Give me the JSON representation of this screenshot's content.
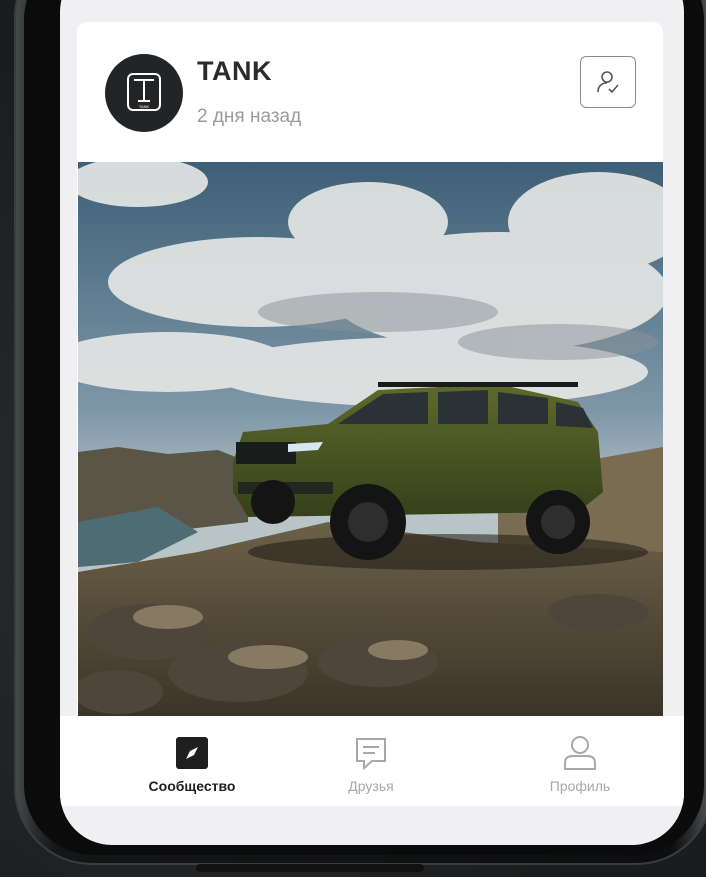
{
  "post": {
    "author": "TANK",
    "logo_text": "TANK",
    "time": "2 дня назад",
    "follow_icon": "user-check-icon",
    "image_alt": "green-suv-on-rocky-cliff"
  },
  "tabbar": {
    "tabs": [
      {
        "label": "Сообщество",
        "icon": "compass-icon",
        "active": true
      },
      {
        "label": "Друзья",
        "icon": "chat-icon",
        "active": false
      },
      {
        "label": "Профиль",
        "icon": "person-icon",
        "active": false
      }
    ]
  },
  "colors": {
    "accent": "#1e1e1e",
    "inactive": "#a8a8a8",
    "card": "#ffffff",
    "screen": "#f0f0f2"
  }
}
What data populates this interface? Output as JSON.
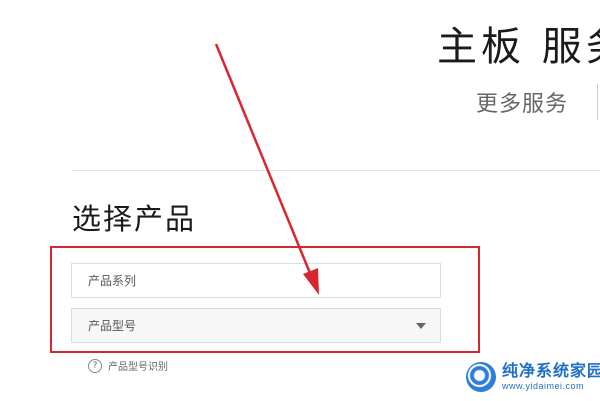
{
  "header": {
    "title": "主板 服务",
    "more_services": "更多服务"
  },
  "selection": {
    "section_title": "选择产品",
    "series_placeholder": "产品系列",
    "model_placeholder": "产品型号",
    "identify_link": "产品型号识别",
    "help_icon_glyph": "?"
  },
  "annotation": {
    "color": "#d8262f"
  },
  "watermark": {
    "name": "纯净系统家园",
    "url": "www.yidaimei.com"
  }
}
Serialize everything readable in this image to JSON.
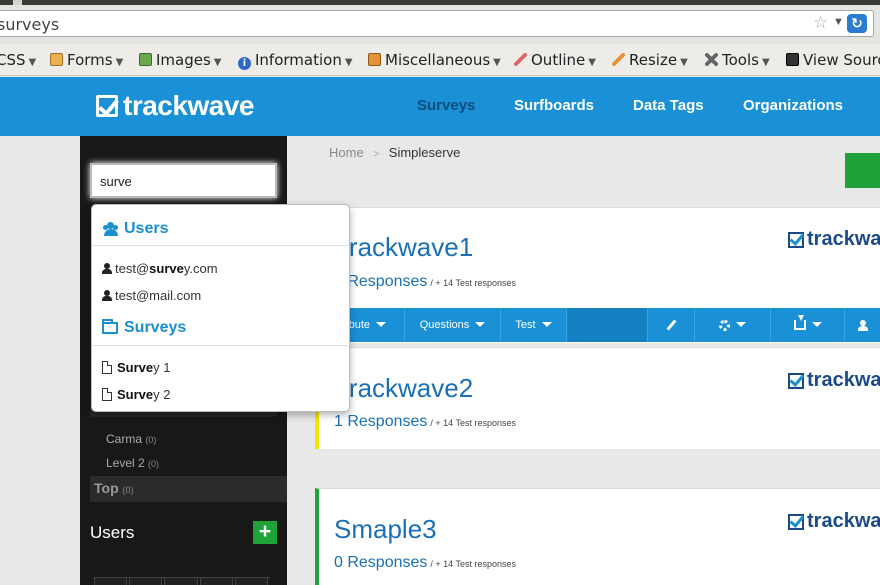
{
  "browser": {
    "url": "surveys",
    "bookmarks": [
      {
        "label": "CSS"
      },
      {
        "label": "Forms"
      },
      {
        "label": "Images"
      },
      {
        "label": "Information"
      },
      {
        "label": "Miscellaneous"
      },
      {
        "label": "Outline"
      },
      {
        "label": "Resize"
      },
      {
        "label": "Tools"
      },
      {
        "label": "View Sourc"
      }
    ]
  },
  "header": {
    "logo": "trackwave",
    "nav": [
      {
        "label": "Surveys"
      },
      {
        "label": "Surfboards"
      },
      {
        "label": "Data Tags"
      },
      {
        "label": "Organizations"
      }
    ]
  },
  "sidebar": {
    "search_value": "surve",
    "items": [
      {
        "label": "Carma",
        "count": "(0)"
      },
      {
        "label": "Level 2",
        "count": "(0)"
      }
    ],
    "top": {
      "label": "Top",
      "count": "(0)"
    },
    "users_label": "Users",
    "add_label": "+"
  },
  "dropdown": {
    "users_heading": "Users",
    "users": [
      {
        "prefix": "test@",
        "match": "surve",
        "suffix": "y.com"
      },
      {
        "prefix": "test@mail.com",
        "match": "",
        "suffix": ""
      }
    ],
    "surveys_heading": "Surveys",
    "surveys": [
      {
        "match": "Surve",
        "suffix": "y 1"
      },
      {
        "match": "Surve",
        "suffix": "y 2"
      }
    ]
  },
  "breadcrumb": {
    "home": "Home",
    "sep": ">",
    "current": "Simpleserve"
  },
  "surveys": [
    {
      "title": "Trackwave1",
      "responses": "0 Responses",
      "test": "/ + 14 Test responses",
      "accent": ""
    },
    {
      "title": "Trackwave2",
      "responses": "1 Responses",
      "test": "/ + 14 Test responses",
      "accent": "#f2e600"
    },
    {
      "title": "Smaple3",
      "responses": "0 Responses",
      "test": "/ + 14 Test responses",
      "accent": "#1fa23a"
    }
  ],
  "brand": "trackwave",
  "toolbar": {
    "distribute": "Distribute",
    "questions": "Questions",
    "test": "Test"
  },
  "colors": {
    "header": "#1a90d6",
    "link": "#1a70b8",
    "add_green": "#1fa23a"
  }
}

● **STATED PROBLEM**: Copy the whole of the material above exactly, but not its images.

● **EXERCISE SOLUTION**:
Give me the JSON representation of this screenshot's content.
{
  "post": {
    "author": "TANK",
    "logo_text": "TANK",
    "time": "2 дня назад",
    "follow_icon": "user-check-icon",
    "image_alt": "green-suv-on-rocky-cliff"
  },
  "tabbar": {
    "tabs": [
      {
        "label": "Сообщество",
        "icon": "compass-icon",
        "active": true
      },
      {
        "label": "Друзья",
        "icon": "chat-icon",
        "active": false
      },
      {
        "label": "Профиль",
        "icon": "person-icon",
        "active": false
      }
    ]
  },
  "colors": {
    "accent": "#1e1e1e",
    "inactive": "#a8a8a8",
    "card": "#ffffff",
    "screen": "#f0f0f2"
  }
}
What data populates this interface? Output as JSON.
{
  "header": {
    "title": "主板 服务",
    "more_services": "更多服务"
  },
  "selection": {
    "section_title": "选择产品",
    "series_placeholder": "产品系列",
    "model_placeholder": "产品型号",
    "identify_link": "产品型号识别",
    "help_icon_glyph": "?"
  },
  "annotation": {
    "color": "#d8262f"
  },
  "watermark": {
    "name": "纯净系统家园",
    "url": "www.yidaimei.com"
  }
}
Serialize everything readable in this image to JSON.
{
  "browser": {
    "url": "surveys",
    "bookmarks": [
      {
        "label": "CSS"
      },
      {
        "label": "Forms"
      },
      {
        "label": "Images"
      },
      {
        "label": "Information"
      },
      {
        "label": "Miscellaneous"
      },
      {
        "label": "Outline"
      },
      {
        "label": "Resize"
      },
      {
        "label": "Tools"
      },
      {
        "label": "View Sourc"
      }
    ]
  },
  "header": {
    "logo": "trackwave",
    "nav": [
      {
        "label": "Surveys"
      },
      {
        "label": "Surfboards"
      },
      {
        "label": "Data Tags"
      },
      {
        "label": "Organizations"
      }
    ]
  },
  "sidebar": {
    "search_value": "surve",
    "items": [
      {
        "label": "Carma",
        "count": "(0)"
      },
      {
        "label": "Level 2",
        "count": "(0)"
      }
    ],
    "top": {
      "label": "Top",
      "count": "(0)"
    },
    "users_label": "Users",
    "add_label": "+"
  },
  "dropdown": {
    "users_heading": "Users",
    "users": [
      {
        "prefix": "test@",
        "match": "surve",
        "suffix": "y.com"
      },
      {
        "prefix": "test@mail.com",
        "match": "",
        "suffix": ""
      }
    ],
    "surveys_heading": "Surveys",
    "surveys": [
      {
        "match": "Surve",
        "suffix": "y 1"
      },
      {
        "match": "Surve",
        "suffix": "y 2"
      }
    ]
  },
  "breadcrumb": {
    "home": "Home",
    "sep": ">",
    "current": "Simpleserve"
  },
  "surveys": [
    {
      "title": "Trackwave1",
      "responses": "0 Responses",
      "test": "/ + 14 Test responses",
      "accent": ""
    },
    {
      "title": "Trackwave2",
      "responses": "1 Responses",
      "test": "/ + 14 Test responses",
      "accent": "#f2e600"
    },
    {
      "title": "Smaple3",
      "responses": "0 Responses",
      "test": "/ + 14 Test responses",
      "accent": "#1fa23a"
    }
  ],
  "brand": "trackwave",
  "toolbar": {
    "distribute": "Distribute",
    "questions": "Questions",
    "test": "Test"
  },
  "colors": {
    "header": "#1a90d6",
    "link": "#1a70b8",
    "add_green": "#1fa23a"
  }
}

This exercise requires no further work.